• Written request: In the listing below, count the lines containing the string "image" and state only the number.

══ Material for this task

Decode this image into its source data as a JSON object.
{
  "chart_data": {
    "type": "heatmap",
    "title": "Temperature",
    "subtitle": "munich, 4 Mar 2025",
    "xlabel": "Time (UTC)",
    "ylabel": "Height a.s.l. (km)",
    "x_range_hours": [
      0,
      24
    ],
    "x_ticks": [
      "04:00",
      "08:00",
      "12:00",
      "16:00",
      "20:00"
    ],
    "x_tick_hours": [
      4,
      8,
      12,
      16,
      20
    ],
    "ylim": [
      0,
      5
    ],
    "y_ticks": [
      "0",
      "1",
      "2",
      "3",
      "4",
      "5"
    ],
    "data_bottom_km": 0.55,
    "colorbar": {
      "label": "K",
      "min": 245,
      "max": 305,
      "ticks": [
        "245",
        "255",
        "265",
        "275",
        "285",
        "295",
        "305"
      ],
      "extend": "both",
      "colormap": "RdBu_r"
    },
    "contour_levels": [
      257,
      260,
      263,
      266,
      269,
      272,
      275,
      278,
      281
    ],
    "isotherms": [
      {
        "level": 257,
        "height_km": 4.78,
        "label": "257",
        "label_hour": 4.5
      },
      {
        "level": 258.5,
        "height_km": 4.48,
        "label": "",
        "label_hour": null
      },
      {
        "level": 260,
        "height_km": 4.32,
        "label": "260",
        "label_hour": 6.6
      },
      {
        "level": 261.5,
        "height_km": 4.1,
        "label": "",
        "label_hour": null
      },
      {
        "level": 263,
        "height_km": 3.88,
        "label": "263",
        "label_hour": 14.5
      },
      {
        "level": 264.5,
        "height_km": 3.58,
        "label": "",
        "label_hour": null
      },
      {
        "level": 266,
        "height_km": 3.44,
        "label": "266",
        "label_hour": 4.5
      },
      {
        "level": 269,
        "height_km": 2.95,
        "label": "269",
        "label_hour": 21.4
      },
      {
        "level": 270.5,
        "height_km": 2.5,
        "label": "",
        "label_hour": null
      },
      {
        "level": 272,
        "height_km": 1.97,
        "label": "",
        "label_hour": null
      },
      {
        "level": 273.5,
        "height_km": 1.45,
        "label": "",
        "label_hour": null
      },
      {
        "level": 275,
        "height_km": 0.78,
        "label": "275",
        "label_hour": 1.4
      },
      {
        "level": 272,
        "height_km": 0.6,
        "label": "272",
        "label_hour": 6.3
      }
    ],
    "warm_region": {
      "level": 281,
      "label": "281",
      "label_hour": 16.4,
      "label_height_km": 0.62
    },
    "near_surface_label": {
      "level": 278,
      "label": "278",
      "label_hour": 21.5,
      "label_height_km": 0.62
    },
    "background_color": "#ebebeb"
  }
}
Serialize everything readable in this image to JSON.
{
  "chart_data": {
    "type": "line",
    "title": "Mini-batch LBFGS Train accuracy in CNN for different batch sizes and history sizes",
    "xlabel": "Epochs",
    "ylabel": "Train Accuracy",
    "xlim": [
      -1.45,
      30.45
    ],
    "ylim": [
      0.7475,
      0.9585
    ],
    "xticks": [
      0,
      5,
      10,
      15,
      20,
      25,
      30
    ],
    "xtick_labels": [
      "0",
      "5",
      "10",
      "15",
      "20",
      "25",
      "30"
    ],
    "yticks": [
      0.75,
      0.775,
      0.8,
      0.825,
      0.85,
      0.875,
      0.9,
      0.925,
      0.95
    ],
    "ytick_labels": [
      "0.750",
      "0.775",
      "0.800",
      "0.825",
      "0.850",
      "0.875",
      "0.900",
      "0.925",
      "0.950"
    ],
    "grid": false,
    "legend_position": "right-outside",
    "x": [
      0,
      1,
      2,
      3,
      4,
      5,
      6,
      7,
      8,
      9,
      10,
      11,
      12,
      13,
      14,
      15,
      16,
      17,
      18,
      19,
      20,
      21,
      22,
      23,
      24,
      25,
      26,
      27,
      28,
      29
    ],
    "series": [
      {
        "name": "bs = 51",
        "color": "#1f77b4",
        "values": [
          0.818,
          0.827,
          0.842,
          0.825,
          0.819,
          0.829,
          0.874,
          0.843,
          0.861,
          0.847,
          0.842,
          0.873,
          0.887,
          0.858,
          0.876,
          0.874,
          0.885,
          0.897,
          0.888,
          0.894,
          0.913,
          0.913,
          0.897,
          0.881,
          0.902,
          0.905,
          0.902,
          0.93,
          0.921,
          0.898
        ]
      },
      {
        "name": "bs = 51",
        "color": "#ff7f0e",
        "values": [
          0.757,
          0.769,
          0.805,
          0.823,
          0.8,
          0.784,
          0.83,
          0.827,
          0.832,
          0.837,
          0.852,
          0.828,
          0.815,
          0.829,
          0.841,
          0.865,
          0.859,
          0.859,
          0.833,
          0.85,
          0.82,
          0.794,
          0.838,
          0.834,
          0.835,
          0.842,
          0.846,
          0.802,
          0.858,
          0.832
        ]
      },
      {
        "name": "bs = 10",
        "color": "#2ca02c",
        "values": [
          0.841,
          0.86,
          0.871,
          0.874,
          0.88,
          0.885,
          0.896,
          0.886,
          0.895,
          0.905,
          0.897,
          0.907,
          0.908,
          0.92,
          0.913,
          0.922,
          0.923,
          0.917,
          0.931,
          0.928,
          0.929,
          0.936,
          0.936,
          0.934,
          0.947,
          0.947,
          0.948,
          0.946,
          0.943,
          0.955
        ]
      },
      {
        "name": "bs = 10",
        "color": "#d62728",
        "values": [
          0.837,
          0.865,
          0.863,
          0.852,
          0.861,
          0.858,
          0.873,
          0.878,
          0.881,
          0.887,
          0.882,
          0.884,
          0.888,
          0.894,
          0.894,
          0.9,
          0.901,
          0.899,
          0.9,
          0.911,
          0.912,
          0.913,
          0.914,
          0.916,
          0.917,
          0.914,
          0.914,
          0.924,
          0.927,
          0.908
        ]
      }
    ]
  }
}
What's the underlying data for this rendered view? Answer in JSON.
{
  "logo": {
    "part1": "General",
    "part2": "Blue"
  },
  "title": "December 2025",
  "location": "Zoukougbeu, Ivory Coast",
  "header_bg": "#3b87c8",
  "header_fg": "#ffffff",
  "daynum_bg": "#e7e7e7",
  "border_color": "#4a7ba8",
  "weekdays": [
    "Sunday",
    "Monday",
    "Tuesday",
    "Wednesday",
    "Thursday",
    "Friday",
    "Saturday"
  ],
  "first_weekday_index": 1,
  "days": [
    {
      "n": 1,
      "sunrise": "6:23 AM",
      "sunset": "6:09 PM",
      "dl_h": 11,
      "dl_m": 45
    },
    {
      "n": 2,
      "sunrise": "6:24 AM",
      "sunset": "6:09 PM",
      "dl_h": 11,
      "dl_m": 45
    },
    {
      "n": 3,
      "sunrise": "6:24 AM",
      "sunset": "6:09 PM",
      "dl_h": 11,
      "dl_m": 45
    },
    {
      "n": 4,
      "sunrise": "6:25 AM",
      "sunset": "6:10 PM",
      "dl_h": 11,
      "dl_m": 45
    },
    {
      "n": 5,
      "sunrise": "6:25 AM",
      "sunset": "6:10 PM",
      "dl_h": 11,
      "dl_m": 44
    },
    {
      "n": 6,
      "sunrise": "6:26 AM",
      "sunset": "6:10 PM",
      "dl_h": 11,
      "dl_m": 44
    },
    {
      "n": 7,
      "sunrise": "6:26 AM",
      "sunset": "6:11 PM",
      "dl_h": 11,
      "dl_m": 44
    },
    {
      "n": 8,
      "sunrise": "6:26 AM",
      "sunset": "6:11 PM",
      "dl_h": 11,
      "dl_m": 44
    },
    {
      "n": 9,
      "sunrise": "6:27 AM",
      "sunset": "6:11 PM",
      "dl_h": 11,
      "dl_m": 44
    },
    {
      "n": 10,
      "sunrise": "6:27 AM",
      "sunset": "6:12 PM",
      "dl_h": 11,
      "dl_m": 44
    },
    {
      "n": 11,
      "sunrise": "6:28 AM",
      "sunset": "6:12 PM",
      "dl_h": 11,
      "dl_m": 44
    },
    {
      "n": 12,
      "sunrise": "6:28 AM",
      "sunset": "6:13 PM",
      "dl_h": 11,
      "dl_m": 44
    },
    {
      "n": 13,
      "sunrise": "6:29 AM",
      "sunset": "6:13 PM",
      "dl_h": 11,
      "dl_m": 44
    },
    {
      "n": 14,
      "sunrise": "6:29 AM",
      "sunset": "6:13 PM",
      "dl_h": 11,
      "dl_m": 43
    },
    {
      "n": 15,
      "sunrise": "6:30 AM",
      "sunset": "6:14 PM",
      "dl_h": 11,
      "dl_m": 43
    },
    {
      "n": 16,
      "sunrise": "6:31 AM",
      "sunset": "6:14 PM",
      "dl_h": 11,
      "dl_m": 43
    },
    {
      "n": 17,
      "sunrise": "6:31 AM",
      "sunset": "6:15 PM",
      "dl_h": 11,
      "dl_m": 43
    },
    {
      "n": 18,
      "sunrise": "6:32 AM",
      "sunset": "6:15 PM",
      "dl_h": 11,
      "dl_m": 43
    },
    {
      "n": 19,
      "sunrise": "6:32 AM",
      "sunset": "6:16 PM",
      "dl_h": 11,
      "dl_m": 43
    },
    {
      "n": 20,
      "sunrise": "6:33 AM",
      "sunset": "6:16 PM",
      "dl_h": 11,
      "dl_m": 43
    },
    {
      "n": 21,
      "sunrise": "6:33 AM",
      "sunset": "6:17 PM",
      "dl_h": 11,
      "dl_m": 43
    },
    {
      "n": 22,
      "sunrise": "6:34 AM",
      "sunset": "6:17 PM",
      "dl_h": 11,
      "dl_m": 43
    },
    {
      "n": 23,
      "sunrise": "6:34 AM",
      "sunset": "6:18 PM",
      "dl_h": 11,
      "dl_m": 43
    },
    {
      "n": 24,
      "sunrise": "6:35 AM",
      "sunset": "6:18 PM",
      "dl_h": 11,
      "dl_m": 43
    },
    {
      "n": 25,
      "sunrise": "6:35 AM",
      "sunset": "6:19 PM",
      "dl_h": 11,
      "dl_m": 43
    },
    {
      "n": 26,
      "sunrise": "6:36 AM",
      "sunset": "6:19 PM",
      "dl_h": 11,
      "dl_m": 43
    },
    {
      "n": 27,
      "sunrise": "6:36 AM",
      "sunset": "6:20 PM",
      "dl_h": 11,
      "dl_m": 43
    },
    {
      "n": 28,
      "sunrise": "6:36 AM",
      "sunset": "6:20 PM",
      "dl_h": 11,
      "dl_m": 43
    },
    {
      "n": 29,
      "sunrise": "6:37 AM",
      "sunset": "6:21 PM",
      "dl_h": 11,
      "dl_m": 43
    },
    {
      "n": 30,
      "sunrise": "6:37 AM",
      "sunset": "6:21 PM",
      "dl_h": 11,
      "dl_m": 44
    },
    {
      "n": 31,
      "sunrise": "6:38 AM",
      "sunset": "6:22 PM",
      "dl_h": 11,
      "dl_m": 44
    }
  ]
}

════

• Problem solution: 2